- PROBLEM DETAILS
From the entries that follow, pick out all lines holding "text".

- EXCERPTED DATA

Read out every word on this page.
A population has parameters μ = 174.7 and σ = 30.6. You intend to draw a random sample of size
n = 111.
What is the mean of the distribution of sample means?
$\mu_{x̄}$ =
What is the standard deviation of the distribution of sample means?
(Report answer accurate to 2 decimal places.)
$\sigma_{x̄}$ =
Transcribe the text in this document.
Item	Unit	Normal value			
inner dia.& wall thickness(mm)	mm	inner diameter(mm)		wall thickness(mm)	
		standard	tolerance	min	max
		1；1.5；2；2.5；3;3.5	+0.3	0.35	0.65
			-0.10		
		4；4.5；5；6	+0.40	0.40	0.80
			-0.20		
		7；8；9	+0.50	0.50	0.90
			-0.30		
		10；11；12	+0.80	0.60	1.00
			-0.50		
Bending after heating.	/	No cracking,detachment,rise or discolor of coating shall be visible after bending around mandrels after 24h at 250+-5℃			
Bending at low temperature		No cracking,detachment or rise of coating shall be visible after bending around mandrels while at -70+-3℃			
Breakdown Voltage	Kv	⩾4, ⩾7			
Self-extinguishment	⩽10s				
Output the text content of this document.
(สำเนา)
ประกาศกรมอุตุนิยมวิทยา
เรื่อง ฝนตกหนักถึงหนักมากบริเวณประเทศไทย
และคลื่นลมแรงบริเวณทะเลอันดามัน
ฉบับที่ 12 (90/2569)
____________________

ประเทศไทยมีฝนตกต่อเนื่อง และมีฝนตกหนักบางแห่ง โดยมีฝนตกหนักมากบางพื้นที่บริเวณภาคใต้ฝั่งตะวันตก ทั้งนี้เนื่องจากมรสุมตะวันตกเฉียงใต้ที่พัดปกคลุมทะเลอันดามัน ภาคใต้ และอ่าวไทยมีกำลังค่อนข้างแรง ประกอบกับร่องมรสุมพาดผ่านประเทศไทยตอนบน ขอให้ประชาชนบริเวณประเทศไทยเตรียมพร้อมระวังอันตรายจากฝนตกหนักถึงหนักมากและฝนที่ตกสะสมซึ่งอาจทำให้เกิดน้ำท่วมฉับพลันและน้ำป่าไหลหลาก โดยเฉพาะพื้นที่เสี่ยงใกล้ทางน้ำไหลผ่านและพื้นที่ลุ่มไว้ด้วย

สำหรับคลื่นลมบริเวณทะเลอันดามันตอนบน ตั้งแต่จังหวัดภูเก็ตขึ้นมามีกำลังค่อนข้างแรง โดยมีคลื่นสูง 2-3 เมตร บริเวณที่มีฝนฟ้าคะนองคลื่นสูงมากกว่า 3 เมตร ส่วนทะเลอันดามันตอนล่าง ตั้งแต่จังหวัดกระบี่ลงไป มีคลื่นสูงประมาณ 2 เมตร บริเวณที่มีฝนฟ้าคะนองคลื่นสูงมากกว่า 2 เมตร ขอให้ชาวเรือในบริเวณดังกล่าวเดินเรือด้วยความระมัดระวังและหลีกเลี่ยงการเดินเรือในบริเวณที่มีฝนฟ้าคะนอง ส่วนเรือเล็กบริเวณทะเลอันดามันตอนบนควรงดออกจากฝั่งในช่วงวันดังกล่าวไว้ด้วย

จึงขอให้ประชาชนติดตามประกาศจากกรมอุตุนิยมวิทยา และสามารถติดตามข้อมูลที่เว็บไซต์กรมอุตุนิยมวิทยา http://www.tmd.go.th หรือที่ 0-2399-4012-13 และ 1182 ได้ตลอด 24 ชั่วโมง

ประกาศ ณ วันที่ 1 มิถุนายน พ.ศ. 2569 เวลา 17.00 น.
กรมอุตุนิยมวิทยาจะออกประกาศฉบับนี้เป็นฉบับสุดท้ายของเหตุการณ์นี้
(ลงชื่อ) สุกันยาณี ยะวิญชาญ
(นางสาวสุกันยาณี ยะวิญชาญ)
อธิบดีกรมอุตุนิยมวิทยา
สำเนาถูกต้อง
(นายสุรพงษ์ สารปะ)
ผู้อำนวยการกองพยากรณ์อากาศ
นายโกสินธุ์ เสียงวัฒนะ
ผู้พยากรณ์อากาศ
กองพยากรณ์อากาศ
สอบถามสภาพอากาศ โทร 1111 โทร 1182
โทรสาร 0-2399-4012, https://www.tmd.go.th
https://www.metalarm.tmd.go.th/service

- THE COMPLETED TASK
Transcribe the text in this document.
Output the text content of this document.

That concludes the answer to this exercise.